- **WRITTEN REQUEST**: Make an exact transcription of the material, leaving out all images.

- **DATA**:
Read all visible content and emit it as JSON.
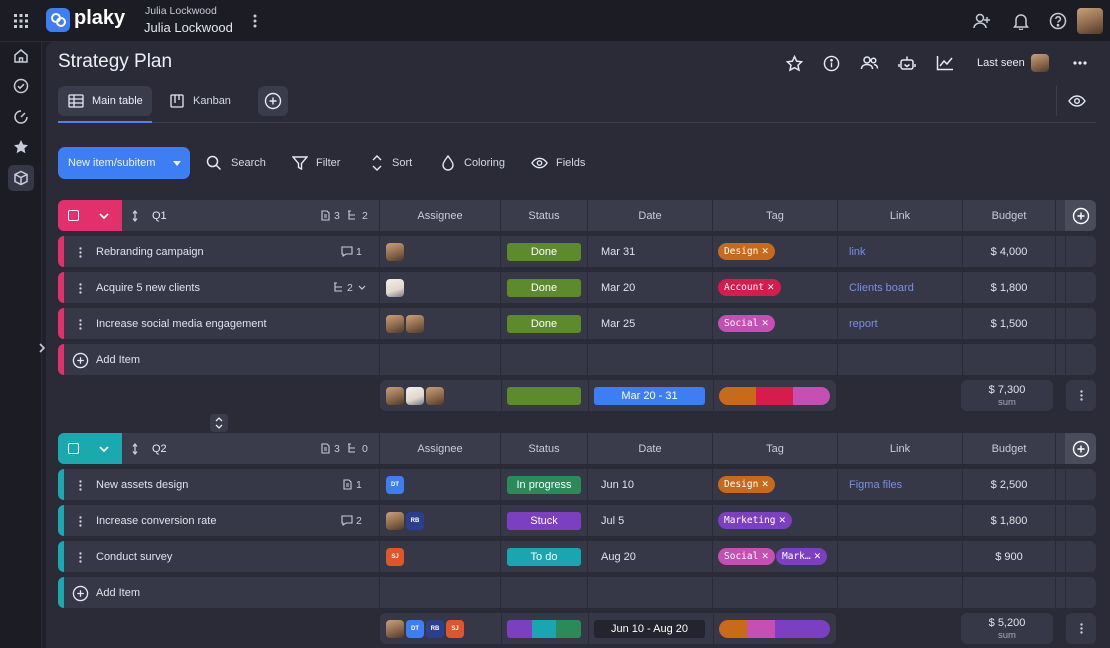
{
  "app": {
    "name": "plaky",
    "workspace_top": "Julia Lockwood",
    "workspace_name": "Julia Lockwood"
  },
  "board": {
    "title": "Strategy Plan",
    "last_seen_label": "Last seen"
  },
  "views": {
    "tabs": [
      {
        "label": "Main table"
      },
      {
        "label": "Kanban"
      }
    ]
  },
  "toolbar": {
    "new_item": "New item/subitem",
    "search": "Search",
    "filter": "Filter",
    "sort": "Sort",
    "coloring": "Coloring",
    "fields": "Fields"
  },
  "columns": [
    "Assignee",
    "Status",
    "Date",
    "Tag",
    "Link",
    "Budget"
  ],
  "groups": [
    {
      "name": "Q1",
      "files_count": "3",
      "subitems_count": "2",
      "color": "#e2306c",
      "items": [
        {
          "name": "Rebranding campaign",
          "meta": "1",
          "status": "Done",
          "status_color": "#5c8a2c",
          "date": "Mar 31",
          "tags": [
            {
              "label": "Design",
              "color": "#c96a1b"
            }
          ],
          "link": "link",
          "budget": "$ 4,000"
        },
        {
          "name": "Acquire 5 new clients",
          "meta": "2",
          "status": "Done",
          "status_color": "#5c8a2c",
          "date": "Mar 20",
          "tags": [
            {
              "label": "Account",
              "color": "#d81b4d"
            }
          ],
          "link": "Clients board",
          "budget": "$ 1,800"
        },
        {
          "name": "Increase social media engagement",
          "meta": "",
          "status": "Done",
          "status_color": "#5c8a2c",
          "date": "Mar 25",
          "tags": [
            {
              "label": "Social",
              "color": "#c64fb4"
            }
          ],
          "link": "report",
          "budget": "$ 1,500"
        }
      ],
      "add_item": "Add Item",
      "summary": {
        "date_range": "Mar 20 - 31",
        "budget": "$ 7,300",
        "budget_label": "sum"
      }
    },
    {
      "name": "Q2",
      "files_count": "3",
      "subitems_count": "0",
      "color": "#1ba9b0",
      "items": [
        {
          "name": "New assets design",
          "meta": "1",
          "status": "In progress",
          "status_color": "#2b8a5a",
          "date": "Jun 10",
          "tags": [
            {
              "label": "Design",
              "color": "#c96a1b"
            }
          ],
          "link": "Figma files",
          "budget": "$ 2,500"
        },
        {
          "name": "Increase conversion rate",
          "meta": "2",
          "status": "Stuck",
          "status_color": "#7d3fc2",
          "date": "Jul 5",
          "tags": [
            {
              "label": "Marketing",
              "color": "#7d3fc2"
            }
          ],
          "link": "",
          "budget": "$ 1,800"
        },
        {
          "name": "Conduct survey",
          "meta": "",
          "status": "To do",
          "status_color": "#1aa6b0",
          "date": "Aug 20",
          "tags": [
            {
              "label": "Social",
              "color": "#c64fb4"
            },
            {
              "label": "Mark…",
              "color": "#7d3fc2"
            }
          ],
          "link": "",
          "budget": "$ 900"
        }
      ],
      "add_item": "Add Item",
      "summary": {
        "date_range": "Jun 10 - Aug 20",
        "budget": "$ 5,200",
        "budget_label": "sum"
      }
    }
  ],
  "avatars": {
    "dt": "DT",
    "rb": "RB",
    "sj": "SJ"
  },
  "icons": [
    "apps-grid-icon",
    "home-icon",
    "check-circle-icon",
    "gauge-icon",
    "star-icon",
    "box-icon",
    "add-user-icon",
    "bell-icon",
    "help-icon",
    "star-outline-icon",
    "info-icon",
    "people-icon",
    "robot-icon",
    "chart-icon",
    "more-icon",
    "eye-icon",
    "plus-circle-icon",
    "search-icon",
    "filter-icon",
    "sort-icon",
    "drop-icon",
    "eye-fields-icon",
    "chevron-right-icon",
    "comment-icon",
    "subitems-icon",
    "file-icon"
  ],
  "colors": {
    "accent": "#3e7ef5",
    "q1": "#e2306c",
    "q2": "#1ba9b0",
    "done": "#5c8a2c",
    "date_bar": "#3e7ef5"
  }
}
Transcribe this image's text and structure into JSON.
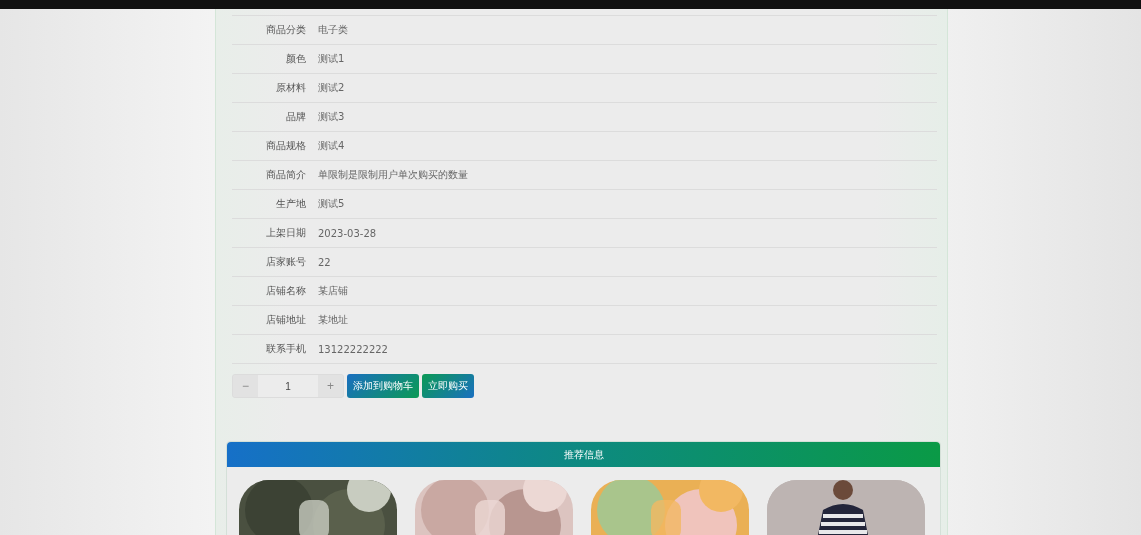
{
  "details": [
    {
      "label": "商品分类",
      "value": "电子类"
    },
    {
      "label": "颜色",
      "value": "测试1"
    },
    {
      "label": "原材料",
      "value": "测试2"
    },
    {
      "label": "品牌",
      "value": "测试3"
    },
    {
      "label": "商品规格",
      "value": "测试4"
    },
    {
      "label": "商品简介",
      "value": "单限制是限制用户单次购买的数量"
    },
    {
      "label": "生产地",
      "value": "测试5"
    },
    {
      "label": "上架日期",
      "value": "2023-03-28"
    },
    {
      "label": "店家账号",
      "value": "22"
    },
    {
      "label": "店铺名称",
      "value": "某店铺"
    },
    {
      "label": "店铺地址",
      "value": "某地址"
    },
    {
      "label": "联系手机",
      "value": "13122222222"
    }
  ],
  "quantity": {
    "minus": "−",
    "value": "1",
    "plus": "+"
  },
  "buttons": [
    "添加到购物车",
    "立即购买"
  ],
  "recommend": {
    "title": "推荐信息"
  }
}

- **RESPONSE TO THIS TASK**:
Read all visible content and emit it as JSON.
{
  "app": {
    "name": "plaky",
    "workspace_top": "Julia Lockwood",
    "workspace_name": "Julia Lockwood"
  },
  "board": {
    "title": "Strategy Plan",
    "last_seen_label": "Last seen"
  },
  "views": {
    "tabs": [
      {
        "label": "Main table"
      },
      {
        "label": "Kanban"
      }
    ]
  },
  "toolbar": {
    "new_item": "New item/subitem",
    "search": "Search",
    "filter": "Filter",
    "sort": "Sort",
    "coloring": "Coloring",
    "fields": "Fields"
  },
  "columns": [
    "Assignee",
    "Status",
    "Date",
    "Tag",
    "Link",
    "Budget"
  ],
  "groups": [
    {
      "name": "Q1",
      "files_count": "3",
      "subitems_count": "2",
      "color": "#e2306c",
      "items": [
        {
          "name": "Rebranding campaign",
          "meta": "1",
          "status": "Done",
          "status_color": "#5c8a2c",
          "date": "Mar 31",
          "tags": [
            {
              "label": "Design",
              "color": "#c96a1b"
            }
          ],
          "link": "link",
          "budget": "$ 4,000"
        },
        {
          "name": "Acquire 5 new clients",
          "meta": "2",
          "status": "Done",
          "status_color": "#5c8a2c",
          "date": "Mar 20",
          "tags": [
            {
              "label": "Account",
              "color": "#d81b4d"
            }
          ],
          "link": "Clients board",
          "budget": "$ 1,800"
        },
        {
          "name": "Increase social media engagement",
          "meta": "",
          "status": "Done",
          "status_color": "#5c8a2c",
          "date": "Mar 25",
          "tags": [
            {
              "label": "Social",
              "color": "#c64fb4"
            }
          ],
          "link": "report",
          "budget": "$ 1,500"
        }
      ],
      "add_item": "Add Item",
      "summary": {
        "date_range": "Mar 20 - 31",
        "budget": "$ 7,300",
        "budget_label": "sum"
      }
    },
    {
      "name": "Q2",
      "files_count": "3",
      "subitems_count": "0",
      "color": "#1ba9b0",
      "items": [
        {
          "name": "New assets design",
          "meta": "1",
          "status": "In progress",
          "status_color": "#2b8a5a",
          "date": "Jun 10",
          "tags": [
            {
              "label": "Design",
              "color": "#c96a1b"
            }
          ],
          "link": "Figma files",
          "budget": "$ 2,500"
        },
        {
          "name": "Increase conversion rate",
          "meta": "2",
          "status": "Stuck",
          "status_color": "#7d3fc2",
          "date": "Jul 5",
          "tags": [
            {
              "label": "Marketing",
              "color": "#7d3fc2"
            }
          ],
          "link": "",
          "budget": "$ 1,800"
        },
        {
          "name": "Conduct survey",
          "meta": "",
          "status": "To do",
          "status_color": "#1aa6b0",
          "date": "Aug 20",
          "tags": [
            {
              "label": "Social",
              "color": "#c64fb4"
            },
            {
              "label": "Mark…",
              "color": "#7d3fc2"
            }
          ],
          "link": "",
          "budget": "$ 900"
        }
      ],
      "add_item": "Add Item",
      "summary": {
        "date_range": "Jun 10 - Aug 20",
        "budget": "$ 5,200",
        "budget_label": "sum"
      }
    }
  ],
  "avatars": {
    "dt": "DT",
    "rb": "RB",
    "sj": "SJ"
  },
  "icons": [
    "apps-grid-icon",
    "home-icon",
    "check-circle-icon",
    "gauge-icon",
    "star-icon",
    "box-icon",
    "add-user-icon",
    "bell-icon",
    "help-icon",
    "star-outline-icon",
    "info-icon",
    "people-icon",
    "robot-icon",
    "chart-icon",
    "more-icon",
    "eye-icon",
    "plus-circle-icon",
    "search-icon",
    "filter-icon",
    "sort-icon",
    "drop-icon",
    "eye-fields-icon",
    "chevron-right-icon",
    "comment-icon",
    "subitems-icon",
    "file-icon"
  ],
  "colors": {
    "accent": "#3e7ef5",
    "q1": "#e2306c",
    "q2": "#1ba9b0",
    "done": "#5c8a2c",
    "date_bar": "#3e7ef5"
  }
}
Transcribe this image's text and structure into JSON.
{
  "details": [
    {
      "label": "商品分类",
      "value": "电子类"
    },
    {
      "label": "颜色",
      "value": "测试1"
    },
    {
      "label": "原材料",
      "value": "测试2"
    },
    {
      "label": "品牌",
      "value": "测试3"
    },
    {
      "label": "商品规格",
      "value": "测试4"
    },
    {
      "label": "商品简介",
      "value": "单限制是限制用户单次购买的数量"
    },
    {
      "label": "生产地",
      "value": "测试5"
    },
    {
      "label": "上架日期",
      "value": "2023-03-28"
    },
    {
      "label": "店家账号",
      "value": "22"
    },
    {
      "label": "店铺名称",
      "value": "某店铺"
    },
    {
      "label": "店铺地址",
      "value": "某地址"
    },
    {
      "label": "联系手机",
      "value": "13122222222"
    }
  ],
  "quantity": {
    "minus": "−",
    "value": "1",
    "plus": "+"
  },
  "buttons": [
    "添加到购物车",
    "立即购买"
  ],
  "recommend": {
    "title": "推荐信息"
  }
}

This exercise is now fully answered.